'''
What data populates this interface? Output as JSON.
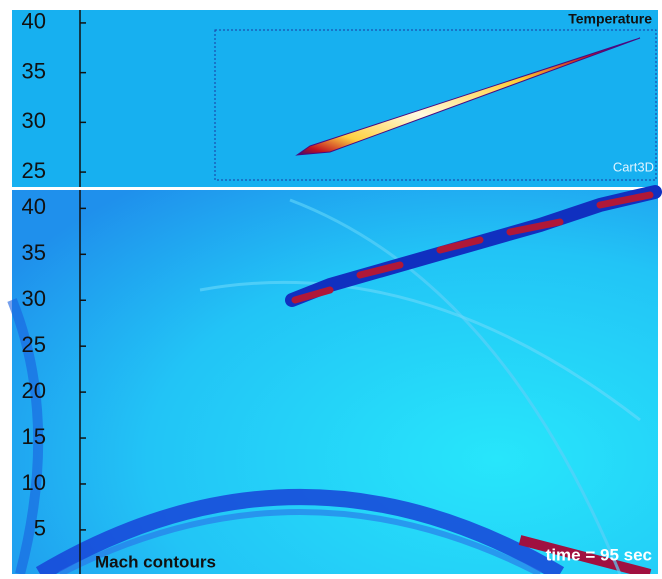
{
  "top_panel": {
    "title": "Temperature",
    "watermark": "Cart3D",
    "ylim": [
      23.5,
      41.3
    ],
    "yticks": [
      25,
      30,
      35,
      40
    ]
  },
  "bottom_panel": {
    "title": "Mach contours",
    "time_label": "time = 95 sec",
    "ylim": [
      0.2,
      42
    ],
    "yticks": [
      5,
      10,
      15,
      20,
      25,
      30,
      35,
      40
    ]
  }
}
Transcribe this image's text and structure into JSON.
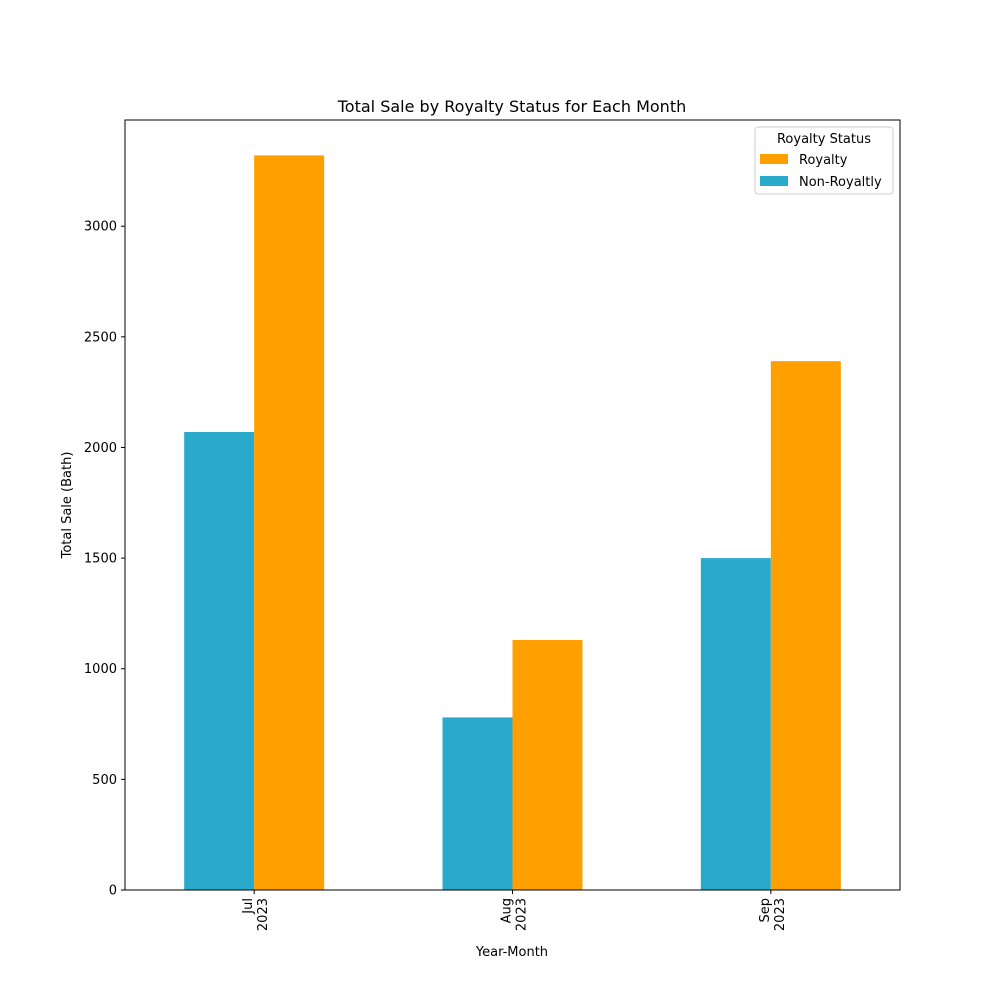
'''
**Requirement**
Every record above should be written out again without change, except that the pictures are left out.

**Correct answer**
What data populates this interface? Output as JSON.
{
  "top_panel": {
    "title": "Temperature",
    "watermark": "Cart3D",
    "ylim": [
      23.5,
      41.3
    ],
    "yticks": [
      25,
      30,
      35,
      40
    ]
  },
  "bottom_panel": {
    "title": "Mach contours",
    "time_label": "time = 95 sec",
    "ylim": [
      0.2,
      42
    ],
    "yticks": [
      5,
      10,
      15,
      20,
      25,
      30,
      35,
      40
    ]
  }
}
Transcribe this image's text and structure into JSON.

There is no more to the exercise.